#### [MATERIAL PROVIDED]
-- BEGIN --

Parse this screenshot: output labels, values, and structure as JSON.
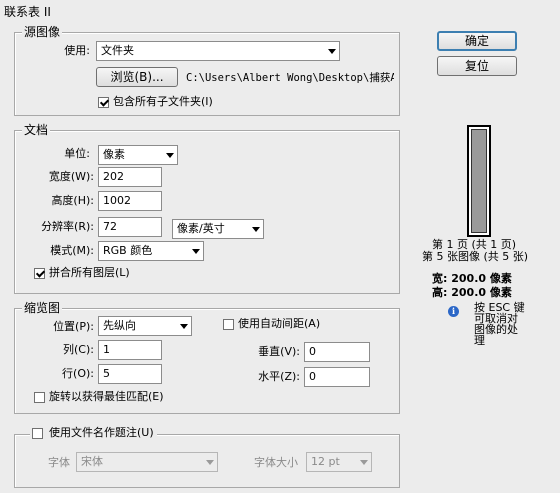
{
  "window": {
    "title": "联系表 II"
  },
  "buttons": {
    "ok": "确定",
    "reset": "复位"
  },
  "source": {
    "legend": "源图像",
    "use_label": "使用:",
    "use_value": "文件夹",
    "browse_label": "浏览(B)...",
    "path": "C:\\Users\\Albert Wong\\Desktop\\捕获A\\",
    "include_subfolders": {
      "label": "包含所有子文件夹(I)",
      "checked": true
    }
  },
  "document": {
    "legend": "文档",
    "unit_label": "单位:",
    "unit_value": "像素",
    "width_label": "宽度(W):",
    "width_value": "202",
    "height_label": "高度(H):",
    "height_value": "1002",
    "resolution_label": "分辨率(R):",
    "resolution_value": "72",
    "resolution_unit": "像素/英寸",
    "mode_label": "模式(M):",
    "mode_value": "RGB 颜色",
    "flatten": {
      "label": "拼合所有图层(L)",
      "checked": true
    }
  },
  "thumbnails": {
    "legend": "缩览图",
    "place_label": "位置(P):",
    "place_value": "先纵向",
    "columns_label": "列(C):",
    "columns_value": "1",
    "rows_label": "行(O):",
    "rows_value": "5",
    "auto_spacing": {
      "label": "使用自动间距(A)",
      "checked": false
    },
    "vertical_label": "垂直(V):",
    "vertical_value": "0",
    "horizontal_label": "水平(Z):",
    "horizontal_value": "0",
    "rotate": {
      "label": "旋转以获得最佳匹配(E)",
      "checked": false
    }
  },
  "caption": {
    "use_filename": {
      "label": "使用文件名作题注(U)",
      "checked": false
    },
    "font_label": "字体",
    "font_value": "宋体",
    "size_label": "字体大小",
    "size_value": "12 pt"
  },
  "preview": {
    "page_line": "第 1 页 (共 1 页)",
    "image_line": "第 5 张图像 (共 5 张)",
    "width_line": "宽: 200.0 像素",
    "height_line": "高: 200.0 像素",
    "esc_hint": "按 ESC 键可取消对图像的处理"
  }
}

-- END --

#### [TASK BRIEF]
Restate the data above exactly, stripping out each image.

#### [RESULT]
Parse this screenshot: output labels, values, and structure as JSON.
{
  "window": {
    "title": "联系表 II"
  },
  "buttons": {
    "ok": "确定",
    "reset": "复位"
  },
  "source": {
    "legend": "源图像",
    "use_label": "使用:",
    "use_value": "文件夹",
    "browse_label": "浏览(B)...",
    "path": "C:\\Users\\Albert Wong\\Desktop\\捕获A\\",
    "include_subfolders": {
      "label": "包含所有子文件夹(I)",
      "checked": true
    }
  },
  "document": {
    "legend": "文档",
    "unit_label": "单位:",
    "unit_value": "像素",
    "width_label": "宽度(W):",
    "width_value": "202",
    "height_label": "高度(H):",
    "height_value": "1002",
    "resolution_label": "分辨率(R):",
    "resolution_value": "72",
    "resolution_unit": "像素/英寸",
    "mode_label": "模式(M):",
    "mode_value": "RGB 颜色",
    "flatten": {
      "label": "拼合所有图层(L)",
      "checked": true
    }
  },
  "thumbnails": {
    "legend": "缩览图",
    "place_label": "位置(P):",
    "place_value": "先纵向",
    "columns_label": "列(C):",
    "columns_value": "1",
    "rows_label": "行(O):",
    "rows_value": "5",
    "auto_spacing": {
      "label": "使用自动间距(A)",
      "checked": false
    },
    "vertical_label": "垂直(V):",
    "vertical_value": "0",
    "horizontal_label": "水平(Z):",
    "horizontal_value": "0",
    "rotate": {
      "label": "旋转以获得最佳匹配(E)",
      "checked": false
    }
  },
  "caption": {
    "use_filename": {
      "label": "使用文件名作题注(U)",
      "checked": false
    },
    "font_label": "字体",
    "font_value": "宋体",
    "size_label": "字体大小",
    "size_value": "12 pt"
  },
  "preview": {
    "page_line": "第 1 页 (共 1 页)",
    "image_line": "第 5 张图像 (共 5 张)",
    "width_line": "宽: 200.0 像素",
    "height_line": "高: 200.0 像素",
    "esc_hint": "按 ESC 键可取消对图像的处理"
  }
}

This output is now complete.